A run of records
---------------
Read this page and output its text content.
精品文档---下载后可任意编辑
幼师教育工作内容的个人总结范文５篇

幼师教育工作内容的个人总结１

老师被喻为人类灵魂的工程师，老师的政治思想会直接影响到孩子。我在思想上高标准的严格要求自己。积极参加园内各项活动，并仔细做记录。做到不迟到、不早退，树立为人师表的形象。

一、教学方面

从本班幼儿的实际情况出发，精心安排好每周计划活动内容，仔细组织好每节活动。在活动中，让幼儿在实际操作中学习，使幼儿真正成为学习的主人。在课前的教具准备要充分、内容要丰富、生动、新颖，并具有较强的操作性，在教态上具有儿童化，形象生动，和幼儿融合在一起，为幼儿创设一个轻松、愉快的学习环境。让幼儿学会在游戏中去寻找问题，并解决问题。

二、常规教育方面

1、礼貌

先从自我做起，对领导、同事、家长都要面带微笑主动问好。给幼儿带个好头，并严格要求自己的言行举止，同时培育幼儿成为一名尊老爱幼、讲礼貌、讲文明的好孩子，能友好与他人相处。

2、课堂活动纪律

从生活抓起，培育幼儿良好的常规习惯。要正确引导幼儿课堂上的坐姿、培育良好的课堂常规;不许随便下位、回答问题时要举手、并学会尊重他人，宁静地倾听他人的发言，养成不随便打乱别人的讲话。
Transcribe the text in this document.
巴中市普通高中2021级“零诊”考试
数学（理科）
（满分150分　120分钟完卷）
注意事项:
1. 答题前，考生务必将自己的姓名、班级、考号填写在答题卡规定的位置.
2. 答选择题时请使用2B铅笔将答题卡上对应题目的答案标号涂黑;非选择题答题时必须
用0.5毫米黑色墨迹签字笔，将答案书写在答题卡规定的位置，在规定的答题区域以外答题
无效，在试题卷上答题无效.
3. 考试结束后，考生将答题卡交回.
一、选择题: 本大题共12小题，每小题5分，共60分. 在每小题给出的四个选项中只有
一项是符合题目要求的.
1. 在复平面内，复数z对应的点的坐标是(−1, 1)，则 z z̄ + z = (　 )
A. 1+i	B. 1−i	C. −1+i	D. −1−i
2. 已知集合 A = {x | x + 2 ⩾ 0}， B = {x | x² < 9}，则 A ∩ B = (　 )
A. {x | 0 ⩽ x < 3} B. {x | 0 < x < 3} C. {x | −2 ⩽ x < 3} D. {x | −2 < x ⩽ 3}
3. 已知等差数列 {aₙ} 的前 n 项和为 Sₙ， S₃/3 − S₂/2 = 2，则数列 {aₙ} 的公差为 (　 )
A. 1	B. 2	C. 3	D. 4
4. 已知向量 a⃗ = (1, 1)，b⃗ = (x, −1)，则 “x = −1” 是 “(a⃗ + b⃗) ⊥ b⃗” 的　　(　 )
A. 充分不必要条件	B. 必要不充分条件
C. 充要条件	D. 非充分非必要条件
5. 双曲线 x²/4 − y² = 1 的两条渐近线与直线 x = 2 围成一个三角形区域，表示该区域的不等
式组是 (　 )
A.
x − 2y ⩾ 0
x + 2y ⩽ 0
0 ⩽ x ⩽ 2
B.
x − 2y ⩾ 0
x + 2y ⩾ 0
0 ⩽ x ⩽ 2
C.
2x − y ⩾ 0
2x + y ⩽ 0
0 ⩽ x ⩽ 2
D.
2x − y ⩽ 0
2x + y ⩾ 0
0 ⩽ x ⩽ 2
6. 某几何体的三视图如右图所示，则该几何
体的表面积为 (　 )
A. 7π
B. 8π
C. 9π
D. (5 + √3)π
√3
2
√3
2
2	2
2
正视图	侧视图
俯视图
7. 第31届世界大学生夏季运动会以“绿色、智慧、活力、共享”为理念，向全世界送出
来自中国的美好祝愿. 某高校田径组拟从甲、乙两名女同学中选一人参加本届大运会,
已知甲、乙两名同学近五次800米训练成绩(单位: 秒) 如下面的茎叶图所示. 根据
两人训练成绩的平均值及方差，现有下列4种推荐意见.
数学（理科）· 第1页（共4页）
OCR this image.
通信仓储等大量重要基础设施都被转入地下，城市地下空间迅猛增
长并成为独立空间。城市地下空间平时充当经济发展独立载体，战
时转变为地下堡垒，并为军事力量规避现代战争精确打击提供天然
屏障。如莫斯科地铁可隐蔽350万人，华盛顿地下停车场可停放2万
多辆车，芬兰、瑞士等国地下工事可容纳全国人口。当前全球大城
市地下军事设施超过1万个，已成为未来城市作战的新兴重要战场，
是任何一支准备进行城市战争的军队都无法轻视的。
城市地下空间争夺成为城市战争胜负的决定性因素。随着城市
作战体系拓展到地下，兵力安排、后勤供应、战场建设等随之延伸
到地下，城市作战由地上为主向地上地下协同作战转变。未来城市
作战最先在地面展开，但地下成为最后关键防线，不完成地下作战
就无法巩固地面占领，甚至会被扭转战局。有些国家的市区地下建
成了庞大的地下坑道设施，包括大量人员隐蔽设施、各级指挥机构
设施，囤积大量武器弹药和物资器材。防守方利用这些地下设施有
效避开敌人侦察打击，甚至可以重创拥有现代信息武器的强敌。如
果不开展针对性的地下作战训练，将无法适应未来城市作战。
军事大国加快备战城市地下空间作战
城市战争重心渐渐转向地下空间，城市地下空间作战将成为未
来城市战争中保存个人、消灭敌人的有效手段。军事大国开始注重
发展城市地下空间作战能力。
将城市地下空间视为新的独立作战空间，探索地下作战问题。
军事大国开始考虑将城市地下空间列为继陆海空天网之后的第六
---------------
Brief: Retype the whole listing, matching it exactly.

Complete output:
Read this page and output its text content.
精品文档---下载后可任意编辑
幼师教育工作内容的个人总结范文５篇

幼师教育工作内容的个人总结１

老师被喻为人类灵魂的工程师，老师的政治思想会直接影响到孩子。我在思想上高标准的严格要求自己。积极参加园内各项活动，并仔细做记录。做到不迟到、不早退，树立为人师表的形象。

一、教学方面

从本班幼儿的实际情况出发，精心安排好每周计划活动内容，仔细组织好每节活动。在活动中，让幼儿在实际操作中学习，使幼儿真正成为学习的主人。在课前的教具准备要充分、内容要丰富、生动、新颖，并具有较强的操作性，在教态上具有儿童化，形象生动，和幼儿融合在一起，为幼儿创设一个轻松、愉快的学习环境。让幼儿学会在游戏中去寻找问题，并解决问题。

二、常规教育方面

1、礼貌

先从自我做起，对领导、同事、家长都要面带微笑主动问好。给幼儿带个好头，并严格要求自己的言行举止，同时培育幼儿成为一名尊老爱幼、讲礼貌、讲文明的好孩子，能友好与他人相处。

2、课堂活动纪律

从生活抓起，培育幼儿良好的常规习惯。要正确引导幼儿课堂上的坐姿、培育良好的课堂常规;不许随便下位、回答问题时要举手、并学会尊重他人，宁静地倾听他人的发言，养成不随便打乱别人的讲话。
Transcribe the text in this document.
巴中市普通高中2021级“零诊”考试
数学（理科）
（满分150分　120分钟完卷）
注意事项:
1. 答题前，考生务必将自己的姓名、班级、考号填写在答题卡规定的位置.
2. 答选择题时请使用2B铅笔将答题卡上对应题目的答案标号涂黑;非选择题答题时必须
用0.5毫米黑色墨迹签字笔，将答案书写在答题卡规定的位置，在规定的答题区域以外答题
无效，在试题卷上答题无效.
3. 考试结束后，考生将答题卡交回.
一、选择题: 本大题共12小题，每小题5分，共60分. 在每小题给出的四个选项中只有
一项是符合题目要求的.
1. 在复平面内，复数z对应的点的坐标是(−1, 1)，则 z z̄ + z = (　 )
A. 1+i	B. 1−i	C. −1+i	D. −1−i
2. 已知集合 A = {x | x + 2 ⩾ 0}， B = {x | x² < 9}，则 A ∩ B = (　 )
A. {x | 0 ⩽ x < 3} B. {x | 0 < x < 3} C. {x | −2 ⩽ x < 3} D. {x | −2 < x ⩽ 3}
3. 已知等差数列 {aₙ} 的前 n 项和为 Sₙ， S₃/3 − S₂/2 = 2，则数列 {aₙ} 的公差为 (　 )
A. 1	B. 2	C. 3	D. 4
4. 已知向量 a⃗ = (1, 1)，b⃗ = (x, −1)，则 “x = −1” 是 “(a⃗ + b⃗) ⊥ b⃗” 的　　(　 )
A. 充分不必要条件	B. 必要不充分条件
C. 充要条件	D. 非充分非必要条件
5. 双曲线 x²/4 − y² = 1 的两条渐近线与直线 x = 2 围成一个三角形区域，表示该区域的不等
式组是 (　 )
A.
x − 2y ⩾ 0
x + 2y ⩽ 0
0 ⩽ x ⩽ 2
B.
x − 2y ⩾ 0
x + 2y ⩾ 0
0 ⩽ x ⩽ 2
C.
2x − y ⩾ 0
2x + y ⩽ 0
0 ⩽ x ⩽ 2
D.
2x − y ⩽ 0
2x + y ⩾ 0
0 ⩽ x ⩽ 2
6. 某几何体的三视图如右图所示，则该几何
体的表面积为 (　 )
A. 7π
B. 8π
C. 9π
D. (5 + √3)π
√3
2
√3
2
2	2
2
正视图	侧视图
俯视图
7. 第31届世界大学生夏季运动会以“绿色、智慧、活力、共享”为理念，向全世界送出
来自中国的美好祝愿. 某高校田径组拟从甲、乙两名女同学中选一人参加本届大运会,
已知甲、乙两名同学近五次800米训练成绩(单位: 秒) 如下面的茎叶图所示. 根据
两人训练成绩的平均值及方差，现有下列4种推荐意见.
数学（理科）· 第1页（共4页）
OCR this image.
通信仓储等大量重要基础设施都被转入地下，城市地下空间迅猛增
长并成为独立空间。城市地下空间平时充当经济发展独立载体，战
时转变为地下堡垒，并为军事力量规避现代战争精确打击提供天然
屏障。如莫斯科地铁可隐蔽350万人，华盛顿地下停车场可停放2万
多辆车，芬兰、瑞士等国地下工事可容纳全国人口。当前全球大城
市地下军事设施超过1万个，已成为未来城市作战的新兴重要战场，
是任何一支准备进行城市战争的军队都无法轻视的。
城市地下空间争夺成为城市战争胜负的决定性因素。随着城市
作战体系拓展到地下，兵力安排、后勤供应、战场建设等随之延伸
到地下，城市作战由地上为主向地上地下协同作战转变。未来城市
作战最先在地面展开，但地下成为最后关键防线，不完成地下作战
就无法巩固地面占领，甚至会被扭转战局。有些国家的市区地下建
成了庞大的地下坑道设施，包括大量人员隐蔽设施、各级指挥机构
设施，囤积大量武器弹药和物资器材。防守方利用这些地下设施有
效避开敌人侦察打击，甚至可以重创拥有现代信息武器的强敌。如
果不开展针对性的地下作战训练，将无法适应未来城市作战。
军事大国加快备战城市地下空间作战
城市战争重心渐渐转向地下空间，城市地下空间作战将成为未
来城市战争中保存个人、消灭敌人的有效手段。军事大国开始注重
发展城市地下空间作战能力。
将城市地下空间视为新的独立作战空间，探索地下作战问题。
军事大国开始考虑将城市地下空间列为继陆海空天网之后的第六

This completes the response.